## DIRECTIONS FOR THIS TASK
Drop the pictures and extract exactly the lines from the one that contains "What data was" through the end of the material.

::: THE INPUT :::

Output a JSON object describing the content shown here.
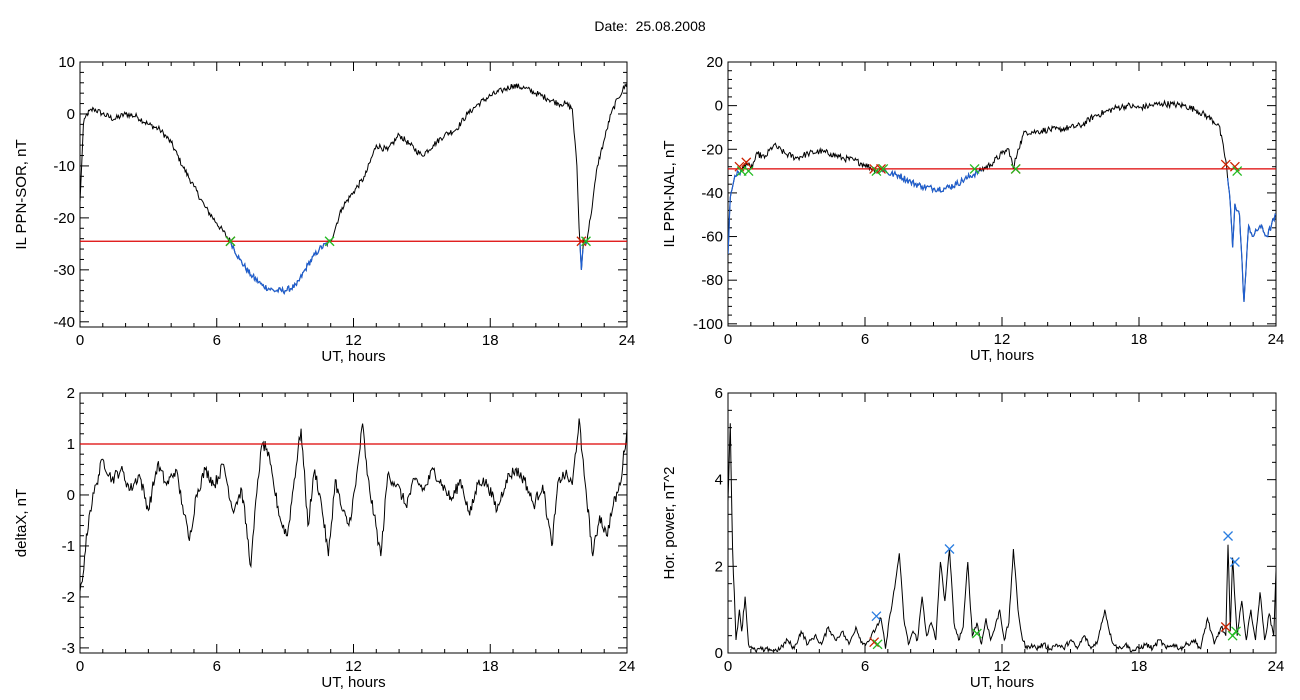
{
  "title": "Date:  25.08.2008",
  "colors": {
    "line": "#000000",
    "threshold": "#dd0000",
    "below": "#1f5fd0",
    "marker_start": "#cc2200",
    "marker_end": "#22bb22",
    "marker_peak": "#2a7de0"
  },
  "chart_data": [
    {
      "type": "line",
      "xlabel": "UT, hours",
      "ylabel": "IL PPN-SOR, nT",
      "xlim": [
        0,
        24
      ],
      "ylim": [
        -41,
        10
      ],
      "xticks": [
        0,
        6,
        12,
        18,
        24
      ],
      "yticks": [
        -40,
        -30,
        -20,
        -10,
        0,
        10
      ],
      "threshold": -24.5,
      "noise": 0.6,
      "x": [
        0,
        0.15,
        0.3,
        0.6,
        1,
        1.5,
        2,
        2.5,
        3,
        3.5,
        4,
        4.5,
        5,
        5.5,
        6,
        6.6,
        7,
        7.5,
        8,
        8.5,
        9,
        9.5,
        10,
        10.5,
        11,
        11.5,
        12,
        12.5,
        13,
        13.5,
        14,
        14.5,
        15,
        15.5,
        16,
        16.5,
        17,
        17.5,
        18,
        18.5,
        19,
        19.5,
        20,
        20.5,
        21,
        21.3,
        21.6,
        21.8,
        21.9,
        22.0,
        22.1,
        22.2,
        22.4,
        22.7,
        23,
        23.3,
        23.6,
        24
      ],
      "y": [
        -17,
        -2,
        0,
        1,
        0,
        -1,
        0,
        -0.5,
        -2,
        -3,
        -5.5,
        -10,
        -14,
        -18,
        -21,
        -24.5,
        -28,
        -31,
        -33,
        -34,
        -34,
        -33,
        -29,
        -26,
        -24.5,
        -18,
        -15,
        -12,
        -6,
        -7,
        -4,
        -6,
        -8,
        -6,
        -4,
        -3,
        0,
        2,
        3.5,
        4.5,
        5.5,
        5,
        4,
        3,
        2,
        2,
        1,
        -10,
        -22,
        -30,
        -24,
        -25,
        -20,
        -10,
        -5,
        0,
        3,
        6
      ],
      "markers": [
        {
          "x": 6.6,
          "y": -24.5,
          "kind": "start"
        },
        {
          "x": 6.6,
          "y": -24.5,
          "kind": "end"
        },
        {
          "x": 10.95,
          "y": -24.5,
          "kind": "end"
        },
        {
          "x": 22.0,
          "y": -24.5,
          "kind": "start"
        },
        {
          "x": 22.2,
          "y": -24.5,
          "kind": "end"
        }
      ]
    },
    {
      "type": "line",
      "xlabel": "UT, hours",
      "ylabel": "IL PPN-NAL, nT",
      "xlim": [
        0,
        24
      ],
      "ylim": [
        -101,
        20
      ],
      "xticks": [
        0,
        6,
        12,
        18,
        24
      ],
      "yticks": [
        -100,
        -80,
        -60,
        -40,
        -20,
        0,
        20
      ],
      "threshold": -29,
      "noise": 1.5,
      "x": [
        0,
        0.1,
        0.3,
        0.6,
        0.8,
        1,
        1.3,
        1.6,
        2,
        2.5,
        3,
        3.5,
        4,
        4.5,
        5,
        5.5,
        6,
        6.5,
        6.8,
        7,
        7.5,
        8,
        8.5,
        9,
        9.5,
        10,
        10.5,
        11,
        11.5,
        12,
        12.3,
        12.5,
        12.7,
        13,
        13.5,
        14,
        14.5,
        15,
        15.5,
        16,
        16.5,
        17,
        17.5,
        18,
        18.5,
        19,
        19.5,
        20,
        20.5,
        21,
        21.5,
        21.8,
        22,
        22.1,
        22.2,
        22.4,
        22.6,
        22.8,
        23,
        23.3,
        23.6,
        24
      ],
      "y": [
        -68,
        -42,
        -32,
        -30,
        -26,
        -29,
        -22,
        -24,
        -18,
        -22,
        -24,
        -22,
        -21,
        -22,
        -24,
        -25,
        -27,
        -30,
        -29,
        -31,
        -32,
        -35,
        -37,
        -38,
        -38,
        -36,
        -33,
        -30,
        -27,
        -22,
        -20,
        -29,
        -20,
        -12,
        -12,
        -11,
        -11,
        -10,
        -9,
        -5,
        -3,
        -1,
        0,
        -1,
        0,
        1,
        0.5,
        0,
        -2,
        -5,
        -9,
        -25,
        -45,
        -65,
        -45,
        -50,
        -90,
        -55,
        -60,
        -55,
        -60,
        -50
      ],
      "markers": [
        {
          "x": 0.5,
          "y": -28,
          "kind": "start"
        },
        {
          "x": 0.6,
          "y": -30,
          "kind": "end"
        },
        {
          "x": 0.8,
          "y": -26,
          "kind": "start"
        },
        {
          "x": 0.9,
          "y": -30,
          "kind": "end"
        },
        {
          "x": 6.4,
          "y": -29,
          "kind": "start"
        },
        {
          "x": 6.5,
          "y": -30,
          "kind": "end"
        },
        {
          "x": 6.7,
          "y": -29,
          "kind": "start"
        },
        {
          "x": 6.8,
          "y": -29,
          "kind": "end"
        },
        {
          "x": 10.8,
          "y": -29,
          "kind": "end"
        },
        {
          "x": 12.6,
          "y": -29,
          "kind": "start"
        },
        {
          "x": 12.6,
          "y": -29,
          "kind": "end"
        },
        {
          "x": 21.8,
          "y": -27,
          "kind": "start"
        },
        {
          "x": 22.2,
          "y": -28,
          "kind": "start"
        },
        {
          "x": 22.3,
          "y": -30,
          "kind": "end"
        }
      ]
    },
    {
      "type": "line",
      "xlabel": "UT, hours",
      "ylabel": "deltaX, nT",
      "xlim": [
        0,
        24
      ],
      "ylim": [
        -3.1,
        2
      ],
      "xticks": [
        0,
        6,
        12,
        18,
        24
      ],
      "yticks": [
        -3,
        -2,
        -1,
        0,
        1,
        2
      ],
      "threshold": 1,
      "noise": 0.12,
      "x": [
        0,
        0.1,
        0.2,
        0.4,
        0.7,
        1.0,
        1.4,
        1.8,
        2.2,
        2.6,
        3.0,
        3.4,
        3.8,
        4.2,
        4.5,
        4.8,
        5.1,
        5.5,
        5.9,
        6.3,
        6.7,
        7.1,
        7.5,
        7.8,
        8.0,
        8.2,
        8.5,
        8.8,
        9.1,
        9.4,
        9.7,
        10.0,
        10.3,
        10.6,
        10.9,
        11.2,
        11.5,
        11.8,
        12.1,
        12.4,
        12.6,
        12.9,
        13.2,
        13.5,
        13.9,
        14.3,
        14.7,
        15.1,
        15.5,
        15.9,
        16.3,
        16.7,
        17.1,
        17.5,
        17.9,
        18.3,
        18.7,
        19.1,
        19.5,
        19.9,
        20.3,
        20.7,
        21.0,
        21.3,
        21.6,
        21.9,
        22.0,
        22.2,
        22.5,
        22.8,
        23.1,
        23.4,
        23.7,
        24
      ],
      "y": [
        -1.9,
        -1.7,
        -1.2,
        -0.4,
        0.2,
        0.7,
        0.3,
        0.5,
        0.1,
        0.4,
        -0.3,
        0.6,
        0.2,
        0.5,
        -0.2,
        -0.9,
        0.0,
        0.5,
        0.2,
        0.6,
        -0.3,
        0.1,
        -1.4,
        0.3,
        1.0,
        0.9,
        0.2,
        -0.5,
        -0.8,
        0.3,
        1.3,
        -0.6,
        0.5,
        -0.2,
        -1.2,
        0.3,
        -0.3,
        -0.6,
        0.2,
        1.4,
        0.4,
        -0.4,
        -1.2,
        0.4,
        0.2,
        -0.2,
        0.3,
        0.1,
        0.5,
        0.2,
        -0.1,
        0.3,
        -0.4,
        0.3,
        0.2,
        -0.3,
        0.3,
        0.5,
        0.3,
        -0.2,
        0.2,
        -1.0,
        0.3,
        0.4,
        0.2,
        1.5,
        0.9,
        0.1,
        -1.2,
        -0.4,
        -0.8,
        -0.2,
        0.2,
        1.3
      ]
    },
    {
      "type": "line",
      "xlabel": "UT, hours",
      "ylabel": "Hor. power, nT^2",
      "xlim": [
        0,
        24
      ],
      "ylim": [
        0,
        6
      ],
      "xticks": [
        0,
        6,
        12,
        18,
        24
      ],
      "yticks": [
        0,
        2,
        4,
        6
      ],
      "noise": 0.06,
      "x": [
        0,
        0.1,
        0.2,
        0.35,
        0.5,
        0.6,
        0.75,
        0.9,
        1.05,
        1.2,
        1.4,
        1.6,
        1.8,
        2.0,
        2.3,
        2.6,
        2.9,
        3.2,
        3.5,
        3.8,
        4.1,
        4.4,
        4.7,
        5.0,
        5.3,
        5.6,
        5.9,
        6.2,
        6.5,
        6.7,
        6.9,
        7.1,
        7.3,
        7.5,
        7.7,
        7.9,
        8.1,
        8.3,
        8.5,
        8.7,
        8.9,
        9.1,
        9.3,
        9.5,
        9.7,
        9.9,
        10.1,
        10.3,
        10.5,
        10.7,
        10.9,
        11.1,
        11.3,
        11.5,
        11.7,
        11.9,
        12.1,
        12.3,
        12.5,
        12.7,
        12.9,
        13.1,
        13.3,
        13.5,
        13.8,
        14.1,
        14.4,
        14.7,
        15.0,
        15.3,
        15.6,
        15.9,
        16.2,
        16.5,
        16.8,
        17.1,
        17.4,
        17.7,
        18.0,
        18.3,
        18.6,
        18.9,
        19.2,
        19.5,
        19.8,
        20.1,
        20.4,
        20.7,
        21.0,
        21.3,
        21.6,
        21.8,
        21.9,
        22.0,
        22.1,
        22.3,
        22.5,
        22.7,
        22.9,
        23.1,
        23.3,
        23.5,
        23.7,
        23.9,
        24
      ],
      "y": [
        3.5,
        5.3,
        2.4,
        0.3,
        1.0,
        0.5,
        1.3,
        0.2,
        0.1,
        0.05,
        0.1,
        0.05,
        0.1,
        0.05,
        0.1,
        0.3,
        0.1,
        0.5,
        0.2,
        0.4,
        0.2,
        0.6,
        0.3,
        0.5,
        0.2,
        0.6,
        0.2,
        0.3,
        0.6,
        0.8,
        0.1,
        0.9,
        1.5,
        2.3,
        0.8,
        0.2,
        0.5,
        0.3,
        1.3,
        0.4,
        0.7,
        0.3,
        2.1,
        1.2,
        2.4,
        0.7,
        0.3,
        0.6,
        2.1,
        0.4,
        0.7,
        0.2,
        0.8,
        0.3,
        0.6,
        1.0,
        0.3,
        0.7,
        2.4,
        1.0,
        0.3,
        0.1,
        0.2,
        0.1,
        0.2,
        0.1,
        0.2,
        0.1,
        0.3,
        0.1,
        0.4,
        0.1,
        0.3,
        1.0,
        0.3,
        0.1,
        0.2,
        0.05,
        0.1,
        0.2,
        0.1,
        0.3,
        0.1,
        0.2,
        0.1,
        0.2,
        0.3,
        0.1,
        0.8,
        0.2,
        0.6,
        0.4,
        2.5,
        0.5,
        2.2,
        0.4,
        1.2,
        0.3,
        1.0,
        0.3,
        1.4,
        0.3,
        0.9,
        0.4,
        1.9
      ],
      "markers": [
        {
          "x": 6.4,
          "y": 0.25,
          "kind": "start"
        },
        {
          "x": 6.55,
          "y": 0.2,
          "kind": "end"
        },
        {
          "x": 6.5,
          "y": 0.85,
          "kind": "peak"
        },
        {
          "x": 9.7,
          "y": 2.4,
          "kind": "peak"
        },
        {
          "x": 10.9,
          "y": 0.45,
          "kind": "end"
        },
        {
          "x": 21.9,
          "y": 2.7,
          "kind": "peak"
        },
        {
          "x": 22.2,
          "y": 2.1,
          "kind": "peak"
        },
        {
          "x": 21.8,
          "y": 0.6,
          "kind": "start"
        },
        {
          "x": 22.1,
          "y": 0.4,
          "kind": "end"
        },
        {
          "x": 22.25,
          "y": 0.5,
          "kind": "end"
        }
      ]
    }
  ]
}
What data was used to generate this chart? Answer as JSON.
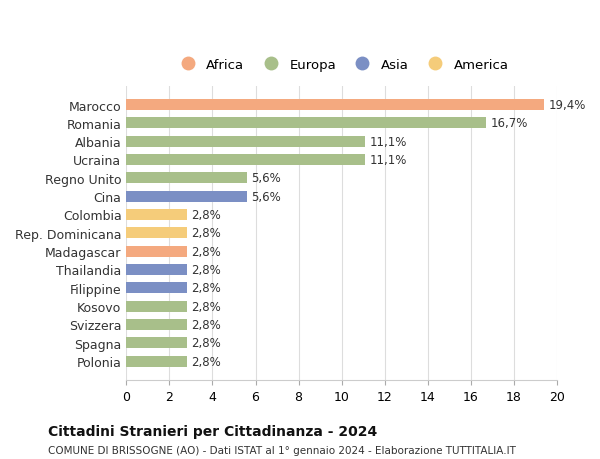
{
  "countries": [
    "Marocco",
    "Romania",
    "Albania",
    "Ucraina",
    "Regno Unito",
    "Cina",
    "Colombia",
    "Rep. Dominicana",
    "Madagascar",
    "Thailandia",
    "Filippine",
    "Kosovo",
    "Svizzera",
    "Spagna",
    "Polonia"
  ],
  "values": [
    19.4,
    16.7,
    11.1,
    11.1,
    5.6,
    5.6,
    2.8,
    2.8,
    2.8,
    2.8,
    2.8,
    2.8,
    2.8,
    2.8,
    2.8
  ],
  "labels": [
    "19,4%",
    "16,7%",
    "11,1%",
    "11,1%",
    "5,6%",
    "5,6%",
    "2,8%",
    "2,8%",
    "2,8%",
    "2,8%",
    "2,8%",
    "2,8%",
    "2,8%",
    "2,8%",
    "2,8%"
  ],
  "colors": [
    "#F4A97F",
    "#A8BF8A",
    "#A8BF8A",
    "#A8BF8A",
    "#A8BF8A",
    "#7B8FC4",
    "#F5CC7A",
    "#F5CC7A",
    "#F4A97F",
    "#7B8FC4",
    "#7B8FC4",
    "#A8BF8A",
    "#A8BF8A",
    "#A8BF8A",
    "#A8BF8A"
  ],
  "continent_colors": {
    "Africa": "#F4A97F",
    "Europa": "#A8BF8A",
    "Asia": "#7B8FC4",
    "America": "#F5CC7A"
  },
  "legend_order": [
    "Africa",
    "Europa",
    "Asia",
    "America"
  ],
  "title": "Cittadini Stranieri per Cittadinanza - 2024",
  "subtitle": "COMUNE DI BRISSOGNE (AO) - Dati ISTAT al 1° gennaio 2024 - Elaborazione TUTTITALIA.IT",
  "xlim": [
    0,
    20
  ],
  "xticks": [
    0,
    2,
    4,
    6,
    8,
    10,
    12,
    14,
    16,
    18,
    20
  ],
  "background_color": "#ffffff",
  "grid_color": "#dddddd",
  "bar_height": 0.6
}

:::

## RESPONSE BELOW
What data was used to generate this chart? Answer as JSON.
{
  "countries": [
    "Marocco",
    "Romania",
    "Albania",
    "Ucraina",
    "Regno Unito",
    "Cina",
    "Colombia",
    "Rep. Dominicana",
    "Madagascar",
    "Thailandia",
    "Filippine",
    "Kosovo",
    "Svizzera",
    "Spagna",
    "Polonia"
  ],
  "values": [
    19.4,
    16.7,
    11.1,
    11.1,
    5.6,
    5.6,
    2.8,
    2.8,
    2.8,
    2.8,
    2.8,
    2.8,
    2.8,
    2.8,
    2.8
  ],
  "labels": [
    "19,4%",
    "16,7%",
    "11,1%",
    "11,1%",
    "5,6%",
    "5,6%",
    "2,8%",
    "2,8%",
    "2,8%",
    "2,8%",
    "2,8%",
    "2,8%",
    "2,8%",
    "2,8%",
    "2,8%"
  ],
  "colors": [
    "#F4A97F",
    "#A8BF8A",
    "#A8BF8A",
    "#A8BF8A",
    "#A8BF8A",
    "#7B8FC4",
    "#F5CC7A",
    "#F5CC7A",
    "#F4A97F",
    "#7B8FC4",
    "#7B8FC4",
    "#A8BF8A",
    "#A8BF8A",
    "#A8BF8A",
    "#A8BF8A"
  ],
  "continent_colors": {
    "Africa": "#F4A97F",
    "Europa": "#A8BF8A",
    "Asia": "#7B8FC4",
    "America": "#F5CC7A"
  },
  "legend_order": [
    "Africa",
    "Europa",
    "Asia",
    "America"
  ],
  "title": "Cittadini Stranieri per Cittadinanza - 2024",
  "subtitle": "COMUNE DI BRISSOGNE (AO) - Dati ISTAT al 1° gennaio 2024 - Elaborazione TUTTITALIA.IT",
  "xlim": [
    0,
    20
  ],
  "xticks": [
    0,
    2,
    4,
    6,
    8,
    10,
    12,
    14,
    16,
    18,
    20
  ],
  "background_color": "#ffffff",
  "grid_color": "#dddddd",
  "bar_height": 0.6
}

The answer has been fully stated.